[Collected data]

** START **

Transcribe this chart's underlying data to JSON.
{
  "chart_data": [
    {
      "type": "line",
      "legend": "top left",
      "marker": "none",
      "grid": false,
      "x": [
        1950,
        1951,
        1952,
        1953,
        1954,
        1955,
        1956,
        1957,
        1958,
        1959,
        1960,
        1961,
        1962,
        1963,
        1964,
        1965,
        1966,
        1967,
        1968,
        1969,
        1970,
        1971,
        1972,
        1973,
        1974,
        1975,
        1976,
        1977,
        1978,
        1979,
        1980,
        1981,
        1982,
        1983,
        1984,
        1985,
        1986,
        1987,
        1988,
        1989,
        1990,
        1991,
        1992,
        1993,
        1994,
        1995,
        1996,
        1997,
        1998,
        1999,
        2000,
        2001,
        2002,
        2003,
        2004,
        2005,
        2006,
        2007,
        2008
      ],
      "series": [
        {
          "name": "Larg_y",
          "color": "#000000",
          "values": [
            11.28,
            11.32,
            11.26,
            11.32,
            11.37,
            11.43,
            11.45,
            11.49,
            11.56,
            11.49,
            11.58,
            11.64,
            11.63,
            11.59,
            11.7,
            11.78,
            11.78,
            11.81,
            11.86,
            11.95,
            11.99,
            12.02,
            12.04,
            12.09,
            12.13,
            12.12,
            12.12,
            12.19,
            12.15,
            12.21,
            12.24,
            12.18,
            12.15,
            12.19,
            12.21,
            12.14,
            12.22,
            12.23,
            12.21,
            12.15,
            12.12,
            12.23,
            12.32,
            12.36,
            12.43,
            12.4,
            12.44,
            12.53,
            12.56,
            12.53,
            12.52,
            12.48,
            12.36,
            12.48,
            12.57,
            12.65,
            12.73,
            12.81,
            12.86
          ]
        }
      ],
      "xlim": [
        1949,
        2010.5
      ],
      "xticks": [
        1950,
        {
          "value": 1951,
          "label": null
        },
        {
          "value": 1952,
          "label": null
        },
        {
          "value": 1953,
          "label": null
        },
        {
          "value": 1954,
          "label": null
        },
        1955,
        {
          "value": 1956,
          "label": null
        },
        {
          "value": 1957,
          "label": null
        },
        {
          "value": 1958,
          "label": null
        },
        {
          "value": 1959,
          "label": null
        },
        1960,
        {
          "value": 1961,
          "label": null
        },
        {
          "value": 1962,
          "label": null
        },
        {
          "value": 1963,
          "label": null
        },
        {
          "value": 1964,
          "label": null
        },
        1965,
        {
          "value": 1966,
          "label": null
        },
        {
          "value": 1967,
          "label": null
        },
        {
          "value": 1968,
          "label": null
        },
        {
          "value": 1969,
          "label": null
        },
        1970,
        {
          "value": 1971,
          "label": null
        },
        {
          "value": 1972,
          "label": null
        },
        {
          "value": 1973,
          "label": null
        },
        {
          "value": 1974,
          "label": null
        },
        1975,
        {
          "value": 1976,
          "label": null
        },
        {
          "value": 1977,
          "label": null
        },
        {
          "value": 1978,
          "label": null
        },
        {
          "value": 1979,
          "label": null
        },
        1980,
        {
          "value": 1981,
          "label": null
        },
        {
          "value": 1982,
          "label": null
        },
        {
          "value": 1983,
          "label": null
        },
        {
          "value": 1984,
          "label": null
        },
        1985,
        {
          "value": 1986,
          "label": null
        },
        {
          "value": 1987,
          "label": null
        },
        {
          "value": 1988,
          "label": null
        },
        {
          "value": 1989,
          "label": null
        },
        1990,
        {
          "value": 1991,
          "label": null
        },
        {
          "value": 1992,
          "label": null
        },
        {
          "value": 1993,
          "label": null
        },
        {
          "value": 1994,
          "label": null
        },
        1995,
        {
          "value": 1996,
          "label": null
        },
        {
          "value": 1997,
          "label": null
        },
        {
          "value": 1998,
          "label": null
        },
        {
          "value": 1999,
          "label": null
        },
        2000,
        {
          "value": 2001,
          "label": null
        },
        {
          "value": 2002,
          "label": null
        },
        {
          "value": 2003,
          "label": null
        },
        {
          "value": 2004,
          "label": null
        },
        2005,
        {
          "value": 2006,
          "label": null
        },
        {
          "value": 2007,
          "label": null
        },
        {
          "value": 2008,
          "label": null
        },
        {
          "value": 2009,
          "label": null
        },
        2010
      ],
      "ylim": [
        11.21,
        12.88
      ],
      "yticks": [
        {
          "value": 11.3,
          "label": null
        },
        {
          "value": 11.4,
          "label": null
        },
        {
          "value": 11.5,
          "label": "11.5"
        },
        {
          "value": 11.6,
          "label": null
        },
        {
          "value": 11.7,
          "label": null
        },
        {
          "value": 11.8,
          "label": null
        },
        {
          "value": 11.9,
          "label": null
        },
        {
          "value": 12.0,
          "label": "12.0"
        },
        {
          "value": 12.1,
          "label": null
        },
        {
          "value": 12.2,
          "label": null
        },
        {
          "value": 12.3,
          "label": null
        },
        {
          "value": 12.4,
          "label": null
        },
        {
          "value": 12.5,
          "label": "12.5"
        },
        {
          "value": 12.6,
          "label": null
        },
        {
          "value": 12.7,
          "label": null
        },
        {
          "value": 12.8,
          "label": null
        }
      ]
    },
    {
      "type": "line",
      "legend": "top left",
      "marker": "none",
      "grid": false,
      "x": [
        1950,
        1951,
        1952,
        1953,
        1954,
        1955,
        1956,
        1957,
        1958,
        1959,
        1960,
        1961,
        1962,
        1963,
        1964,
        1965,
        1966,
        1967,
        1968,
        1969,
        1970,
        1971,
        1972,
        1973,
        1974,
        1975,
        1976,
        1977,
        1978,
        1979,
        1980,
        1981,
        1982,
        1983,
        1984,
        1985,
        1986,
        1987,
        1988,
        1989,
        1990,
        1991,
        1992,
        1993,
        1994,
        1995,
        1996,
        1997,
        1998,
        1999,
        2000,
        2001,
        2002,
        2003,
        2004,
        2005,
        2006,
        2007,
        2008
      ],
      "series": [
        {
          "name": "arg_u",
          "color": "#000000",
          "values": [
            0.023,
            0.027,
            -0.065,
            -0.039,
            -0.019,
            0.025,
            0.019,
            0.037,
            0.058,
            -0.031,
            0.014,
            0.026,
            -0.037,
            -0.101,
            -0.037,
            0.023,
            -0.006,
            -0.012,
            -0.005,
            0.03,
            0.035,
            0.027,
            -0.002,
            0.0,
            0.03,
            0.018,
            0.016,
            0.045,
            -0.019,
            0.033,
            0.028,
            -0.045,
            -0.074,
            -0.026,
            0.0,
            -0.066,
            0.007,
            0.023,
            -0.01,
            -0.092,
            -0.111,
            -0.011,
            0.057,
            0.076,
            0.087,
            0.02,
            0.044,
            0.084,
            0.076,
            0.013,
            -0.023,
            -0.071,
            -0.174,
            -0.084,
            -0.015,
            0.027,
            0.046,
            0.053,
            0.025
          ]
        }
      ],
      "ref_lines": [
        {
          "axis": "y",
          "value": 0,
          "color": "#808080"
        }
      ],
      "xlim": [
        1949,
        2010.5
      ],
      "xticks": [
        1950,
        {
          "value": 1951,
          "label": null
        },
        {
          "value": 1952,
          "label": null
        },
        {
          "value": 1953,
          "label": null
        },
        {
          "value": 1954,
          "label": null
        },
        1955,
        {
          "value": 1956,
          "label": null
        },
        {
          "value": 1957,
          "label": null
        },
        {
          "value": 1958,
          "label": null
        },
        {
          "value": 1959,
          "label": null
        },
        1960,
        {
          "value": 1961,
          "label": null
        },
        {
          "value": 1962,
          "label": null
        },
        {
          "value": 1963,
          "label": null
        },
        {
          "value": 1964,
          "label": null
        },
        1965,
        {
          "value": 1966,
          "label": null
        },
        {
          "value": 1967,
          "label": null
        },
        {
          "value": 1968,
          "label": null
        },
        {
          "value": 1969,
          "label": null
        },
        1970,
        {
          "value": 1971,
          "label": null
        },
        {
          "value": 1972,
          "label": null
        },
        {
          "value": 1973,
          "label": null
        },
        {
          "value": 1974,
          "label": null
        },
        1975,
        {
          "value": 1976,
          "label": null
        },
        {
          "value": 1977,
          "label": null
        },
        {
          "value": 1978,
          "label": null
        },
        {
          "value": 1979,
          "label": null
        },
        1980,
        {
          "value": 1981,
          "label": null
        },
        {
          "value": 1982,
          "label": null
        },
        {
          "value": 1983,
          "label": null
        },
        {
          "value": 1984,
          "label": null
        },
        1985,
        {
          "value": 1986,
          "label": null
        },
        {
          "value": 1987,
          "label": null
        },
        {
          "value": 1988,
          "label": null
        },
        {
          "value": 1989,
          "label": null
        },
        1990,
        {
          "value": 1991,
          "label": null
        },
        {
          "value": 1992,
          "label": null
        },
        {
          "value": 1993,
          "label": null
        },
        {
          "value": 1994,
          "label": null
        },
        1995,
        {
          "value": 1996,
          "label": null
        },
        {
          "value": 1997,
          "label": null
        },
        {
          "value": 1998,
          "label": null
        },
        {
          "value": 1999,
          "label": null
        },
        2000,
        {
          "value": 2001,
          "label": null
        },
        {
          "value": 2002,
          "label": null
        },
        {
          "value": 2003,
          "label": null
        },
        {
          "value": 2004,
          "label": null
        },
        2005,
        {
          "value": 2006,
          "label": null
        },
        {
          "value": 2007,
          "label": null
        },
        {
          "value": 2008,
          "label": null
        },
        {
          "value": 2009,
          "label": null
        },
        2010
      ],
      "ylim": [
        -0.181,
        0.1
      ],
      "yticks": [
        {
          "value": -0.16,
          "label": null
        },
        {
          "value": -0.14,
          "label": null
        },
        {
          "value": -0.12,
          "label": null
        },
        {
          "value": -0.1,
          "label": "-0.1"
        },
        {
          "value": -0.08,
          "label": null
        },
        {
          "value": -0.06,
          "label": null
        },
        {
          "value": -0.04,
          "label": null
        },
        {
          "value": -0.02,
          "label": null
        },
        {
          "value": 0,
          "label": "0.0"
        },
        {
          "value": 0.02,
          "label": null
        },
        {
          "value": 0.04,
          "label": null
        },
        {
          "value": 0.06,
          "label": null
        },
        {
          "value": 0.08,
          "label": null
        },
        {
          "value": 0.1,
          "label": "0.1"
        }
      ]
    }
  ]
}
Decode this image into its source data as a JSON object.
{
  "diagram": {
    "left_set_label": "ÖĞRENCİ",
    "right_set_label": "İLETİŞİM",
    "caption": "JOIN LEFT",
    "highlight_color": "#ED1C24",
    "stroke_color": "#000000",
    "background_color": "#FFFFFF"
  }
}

** END **

:: SET EXERCISE ::
Scan the material above. Return every line containing the string "JSON".

:: EXPECTED OUTPUT ::
Transcribe this chart's underlying data to JSON.
Decode this image into its source data as a JSON object.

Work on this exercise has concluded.